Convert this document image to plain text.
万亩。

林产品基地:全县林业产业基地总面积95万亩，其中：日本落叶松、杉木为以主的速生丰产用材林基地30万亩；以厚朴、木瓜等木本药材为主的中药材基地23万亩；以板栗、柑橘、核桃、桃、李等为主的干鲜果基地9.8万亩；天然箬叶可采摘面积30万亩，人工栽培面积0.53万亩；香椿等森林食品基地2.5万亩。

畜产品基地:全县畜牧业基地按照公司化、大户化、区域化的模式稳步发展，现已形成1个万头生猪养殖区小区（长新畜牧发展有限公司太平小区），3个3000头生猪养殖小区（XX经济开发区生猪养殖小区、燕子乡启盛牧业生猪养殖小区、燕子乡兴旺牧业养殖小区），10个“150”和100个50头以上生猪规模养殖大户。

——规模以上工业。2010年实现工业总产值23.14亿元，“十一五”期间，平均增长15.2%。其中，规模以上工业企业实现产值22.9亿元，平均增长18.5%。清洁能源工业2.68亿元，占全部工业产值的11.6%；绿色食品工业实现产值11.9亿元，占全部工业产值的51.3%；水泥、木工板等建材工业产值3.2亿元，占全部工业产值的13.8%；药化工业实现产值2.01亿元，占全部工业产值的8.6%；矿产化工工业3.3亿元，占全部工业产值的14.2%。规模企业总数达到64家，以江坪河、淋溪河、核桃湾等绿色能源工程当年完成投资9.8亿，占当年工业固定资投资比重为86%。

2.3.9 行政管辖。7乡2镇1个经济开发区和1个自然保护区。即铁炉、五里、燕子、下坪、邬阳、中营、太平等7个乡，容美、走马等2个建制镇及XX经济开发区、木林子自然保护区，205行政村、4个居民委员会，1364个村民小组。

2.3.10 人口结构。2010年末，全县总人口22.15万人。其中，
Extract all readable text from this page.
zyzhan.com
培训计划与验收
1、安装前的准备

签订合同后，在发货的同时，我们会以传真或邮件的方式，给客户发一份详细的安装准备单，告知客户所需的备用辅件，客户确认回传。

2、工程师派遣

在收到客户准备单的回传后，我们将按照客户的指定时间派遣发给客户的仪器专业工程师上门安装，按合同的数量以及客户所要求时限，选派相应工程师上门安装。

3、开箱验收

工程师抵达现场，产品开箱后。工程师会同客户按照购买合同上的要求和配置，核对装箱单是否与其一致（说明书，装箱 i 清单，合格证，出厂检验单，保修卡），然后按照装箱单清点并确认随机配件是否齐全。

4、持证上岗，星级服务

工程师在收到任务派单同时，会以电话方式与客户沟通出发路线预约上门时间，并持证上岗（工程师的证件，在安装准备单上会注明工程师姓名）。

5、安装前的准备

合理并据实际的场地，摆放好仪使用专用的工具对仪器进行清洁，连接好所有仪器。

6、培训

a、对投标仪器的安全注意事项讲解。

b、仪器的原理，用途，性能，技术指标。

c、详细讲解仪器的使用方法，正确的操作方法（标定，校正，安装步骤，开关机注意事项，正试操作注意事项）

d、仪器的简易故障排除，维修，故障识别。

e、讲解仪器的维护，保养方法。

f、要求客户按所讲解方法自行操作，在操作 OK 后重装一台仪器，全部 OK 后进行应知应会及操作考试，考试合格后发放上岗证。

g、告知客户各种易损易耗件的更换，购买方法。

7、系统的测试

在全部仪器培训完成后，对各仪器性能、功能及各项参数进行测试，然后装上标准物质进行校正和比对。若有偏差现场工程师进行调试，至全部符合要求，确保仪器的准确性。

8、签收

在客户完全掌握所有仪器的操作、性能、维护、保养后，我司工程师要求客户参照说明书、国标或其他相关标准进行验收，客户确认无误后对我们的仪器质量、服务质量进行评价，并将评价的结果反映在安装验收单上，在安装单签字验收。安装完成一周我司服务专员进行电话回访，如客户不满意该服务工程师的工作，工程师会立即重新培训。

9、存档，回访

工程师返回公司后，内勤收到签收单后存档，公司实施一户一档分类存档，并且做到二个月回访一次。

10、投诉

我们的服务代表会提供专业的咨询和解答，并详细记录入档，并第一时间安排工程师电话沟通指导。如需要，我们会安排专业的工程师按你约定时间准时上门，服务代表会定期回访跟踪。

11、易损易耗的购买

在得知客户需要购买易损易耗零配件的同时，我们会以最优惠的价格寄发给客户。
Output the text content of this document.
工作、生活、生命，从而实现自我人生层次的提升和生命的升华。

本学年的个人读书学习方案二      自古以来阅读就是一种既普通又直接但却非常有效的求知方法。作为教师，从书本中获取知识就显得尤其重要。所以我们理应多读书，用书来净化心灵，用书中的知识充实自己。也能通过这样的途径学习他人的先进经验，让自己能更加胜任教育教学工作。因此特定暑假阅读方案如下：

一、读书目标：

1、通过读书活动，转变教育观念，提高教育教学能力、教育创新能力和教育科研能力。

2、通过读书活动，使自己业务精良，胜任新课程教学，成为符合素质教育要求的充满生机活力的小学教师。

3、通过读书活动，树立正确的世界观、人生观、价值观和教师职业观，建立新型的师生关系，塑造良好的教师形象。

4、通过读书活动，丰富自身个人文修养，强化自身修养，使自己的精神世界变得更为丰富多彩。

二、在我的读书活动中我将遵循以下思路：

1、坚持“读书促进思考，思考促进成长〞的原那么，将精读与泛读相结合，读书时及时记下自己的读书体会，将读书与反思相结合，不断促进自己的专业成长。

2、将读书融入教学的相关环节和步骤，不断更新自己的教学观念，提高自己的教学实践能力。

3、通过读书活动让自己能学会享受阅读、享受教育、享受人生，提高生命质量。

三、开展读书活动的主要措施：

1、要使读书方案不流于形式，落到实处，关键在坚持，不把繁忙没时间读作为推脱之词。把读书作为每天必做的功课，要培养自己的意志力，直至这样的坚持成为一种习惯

**PROBLEM DESCRIPTION:** Write out all the entries exactly.

**EXERCISE SOLUTION:**
Convert this document image to plain text.
万亩。

林产品基地:全县林业产业基地总面积95万亩，其中：日本落叶松、杉木为以主的速生丰产用材林基地30万亩；以厚朴、木瓜等木本药材为主的中药材基地23万亩；以板栗、柑橘、核桃、桃、李等为主的干鲜果基地9.8万亩；天然箬叶可采摘面积30万亩，人工栽培面积0.53万亩；香椿等森林食品基地2.5万亩。

畜产品基地:全县畜牧业基地按照公司化、大户化、区域化的模式稳步发展，现已形成1个万头生猪养殖区小区（长新畜牧发展有限公司太平小区），3个3000头生猪养殖小区（XX经济开发区生猪养殖小区、燕子乡启盛牧业生猪养殖小区、燕子乡兴旺牧业养殖小区），10个“150”和100个50头以上生猪规模养殖大户。

——规模以上工业。2010年实现工业总产值23.14亿元，“十一五”期间，平均增长15.2%。其中，规模以上工业企业实现产值22.9亿元，平均增长18.5%。清洁能源工业2.68亿元，占全部工业产值的11.6%；绿色食品工业实现产值11.9亿元，占全部工业产值的51.3%；水泥、木工板等建材工业产值3.2亿元，占全部工业产值的13.8%；药化工业实现产值2.01亿元，占全部工业产值的8.6%；矿产化工工业3.3亿元，占全部工业产值的14.2%。规模企业总数达到64家，以江坪河、淋溪河、核桃湾等绿色能源工程当年完成投资9.8亿，占当年工业固定资投资比重为86%。

2.3.9 行政管辖。7乡2镇1个经济开发区和1个自然保护区。即铁炉、五里、燕子、下坪、邬阳、中营、太平等7个乡，容美、走马等2个建制镇及XX经济开发区、木林子自然保护区，205行政村、4个居民委员会，1364个村民小组。

2.3.10 人口结构。2010年末，全县总人口22.15万人。其中，
Extract all readable text from this page.
zyzhan.com
培训计划与验收
1、安装前的准备

签订合同后，在发货的同时，我们会以传真或邮件的方式，给客户发一份详细的安装准备单，告知客户所需的备用辅件，客户确认回传。

2、工程师派遣

在收到客户准备单的回传后，我们将按照客户的指定时间派遣发给客户的仪器专业工程师上门安装，按合同的数量以及客户所要求时限，选派相应工程师上门安装。

3、开箱验收

工程师抵达现场，产品开箱后。工程师会同客户按照购买合同上的要求和配置，核对装箱单是否与其一致（说明书，装箱 i 清单，合格证，出厂检验单，保修卡），然后按照装箱单清点并确认随机配件是否齐全。

4、持证上岗，星级服务

工程师在收到任务派单同时，会以电话方式与客户沟通出发路线预约上门时间，并持证上岗（工程师的证件，在安装准备单上会注明工程师姓名）。

5、安装前的准备

合理并据实际的场地，摆放好仪使用专用的工具对仪器进行清洁，连接好所有仪器。

6、培训

a、对投标仪器的安全注意事项讲解。

b、仪器的原理，用途，性能，技术指标。

c、详细讲解仪器的使用方法，正确的操作方法（标定，校正，安装步骤，开关机注意事项，正试操作注意事项）

d、仪器的简易故障排除，维修，故障识别。

e、讲解仪器的维护，保养方法。

f、要求客户按所讲解方法自行操作，在操作 OK 后重装一台仪器，全部 OK 后进行应知应会及操作考试，考试合格后发放上岗证。

g、告知客户各种易损易耗件的更换，购买方法。

7、系统的测试

在全部仪器培训完成后，对各仪器性能、功能及各项参数进行测试，然后装上标准物质进行校正和比对。若有偏差现场工程师进行调试，至全部符合要求，确保仪器的准确性。

8、签收

在客户完全掌握所有仪器的操作、性能、维护、保养后，我司工程师要求客户参照说明书、国标或其他相关标准进行验收，客户确认无误后对我们的仪器质量、服务质量进行评价，并将评价的结果反映在安装验收单上，在安装单签字验收。安装完成一周我司服务专员进行电话回访，如客户不满意该服务工程师的工作，工程师会立即重新培训。

9、存档，回访

工程师返回公司后，内勤收到签收单后存档，公司实施一户一档分类存档，并且做到二个月回访一次。

10、投诉

我们的服务代表会提供专业的咨询和解答，并详细记录入档，并第一时间安排工程师电话沟通指导。如需要，我们会安排专业的工程师按你约定时间准时上门，服务代表会定期回访跟踪。

11、易损易耗的购买

在得知客户需要购买易损易耗零配件的同时，我们会以最优惠的价格寄发给客户。
Output the text content of this document.
工作、生活、生命，从而实现自我人生层次的提升和生命的升华。

本学年的个人读书学习方案二      自古以来阅读就是一种既普通又直接但却非常有效的求知方法。作为教师，从书本中获取知识就显得尤其重要。所以我们理应多读书，用书来净化心灵，用书中的知识充实自己。也能通过这样的途径学习他人的先进经验，让自己能更加胜任教育教学工作。因此特定暑假阅读方案如下：

一、读书目标：

1、通过读书活动，转变教育观念，提高教育教学能力、教育创新能力和教育科研能力。

2、通过读书活动，使自己业务精良，胜任新课程教学，成为符合素质教育要求的充满生机活力的小学教师。

3、通过读书活动，树立正确的世界观、人生观、价值观和教师职业观，建立新型的师生关系，塑造良好的教师形象。

4、通过读书活动，丰富自身个人文修养，强化自身修养，使自己的精神世界变得更为丰富多彩。

二、在我的读书活动中我将遵循以下思路：

1、坚持“读书促进思考，思考促进成长〞的原那么，将精读与泛读相结合，读书时及时记下自己的读书体会，将读书与反思相结合，不断促进自己的专业成长。

2、将读书融入教学的相关环节和步骤，不断更新自己的教学观念，提高自己的教学实践能力。

3、通过读书活动让自己能学会享受阅读、享受教育、享受人生，提高生命质量。

三、开展读书活动的主要措施：

1、要使读书方案不流于形式，落到实处，关键在坚持，不把繁忙没时间读作为推脱之词。把读书作为每天必做的功课，要培养自己的意志力，直至这样的坚持成为一种习惯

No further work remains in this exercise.